START

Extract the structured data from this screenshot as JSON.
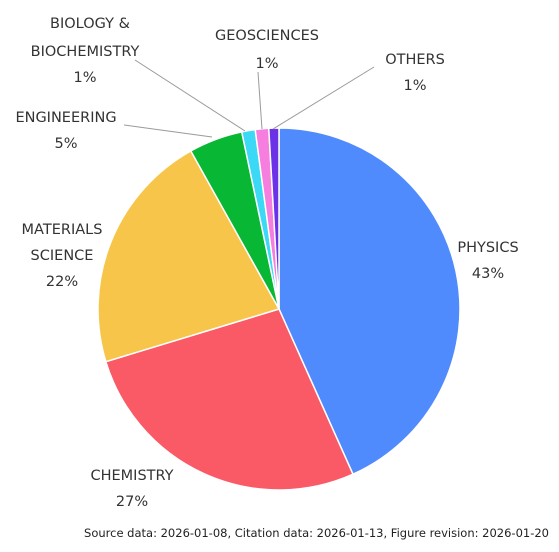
{
  "chart_data": {
    "type": "pie",
    "title": "",
    "slices": [
      {
        "label": "PHYSICS",
        "pct_label": "43%",
        "value": 43.3,
        "color": "#4f8bfc"
      },
      {
        "label": "CHEMISTRY",
        "pct_label": "27%",
        "value": 27.0,
        "color": "#f95a66"
      },
      {
        "label": "MATERIALS SCIENCE",
        "pct_label": "22%",
        "value": 21.6,
        "color": "#f8c54b"
      },
      {
        "label": "ENGINEERING",
        "pct_label": "5%",
        "value": 4.8,
        "color": "#08b834"
      },
      {
        "label": "BIOLOGY & BIOCHEMISTRY",
        "pct_label": "1%",
        "value": 1.2,
        "color": "#3bd9f5"
      },
      {
        "label": "GEOSCIENCES",
        "pct_label": "1%",
        "value": 1.2,
        "color": "#f57ede"
      },
      {
        "label": "OTHERS",
        "pct_label": "1%",
        "value": 0.9,
        "color": "#6b32e8"
      }
    ]
  },
  "footer": {
    "text": "Source data: 2026-01-08, Citation data: 2026-01-13, Figure revision: 2026-01-20"
  }
}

END

**INSTRUCTIONS TO FOLLOW:** Leave out the pictures and copy everything else in the records word for word.

**TASK ANSWER:**
Extract the structured data from this screenshot as JSON.
{
  "chart_data": {
    "type": "pie",
    "title": "",
    "slices": [
      {
        "label": "PHYSICS",
        "pct_label": "43%",
        "value": 43.3,
        "color": "#4f8bfc"
      },
      {
        "label": "CHEMISTRY",
        "pct_label": "27%",
        "value": 27.0,
        "color": "#f95a66"
      },
      {
        "label": "MATERIALS SCIENCE",
        "pct_label": "22%",
        "value": 21.6,
        "color": "#f8c54b"
      },
      {
        "label": "ENGINEERING",
        "pct_label": "5%",
        "value": 4.8,
        "color": "#08b834"
      },
      {
        "label": "BIOLOGY & BIOCHEMISTRY",
        "pct_label": "1%",
        "value": 1.2,
        "color": "#3bd9f5"
      },
      {
        "label": "GEOSCIENCES",
        "pct_label": "1%",
        "value": 1.2,
        "color": "#f57ede"
      },
      {
        "label": "OTHERS",
        "pct_label": "1%",
        "value": 0.9,
        "color": "#6b32e8"
      }
    ]
  },
  "footer": {
    "text": "Source data: 2026-01-08, Citation data: 2026-01-13, Figure revision: 2026-01-20"
  }
}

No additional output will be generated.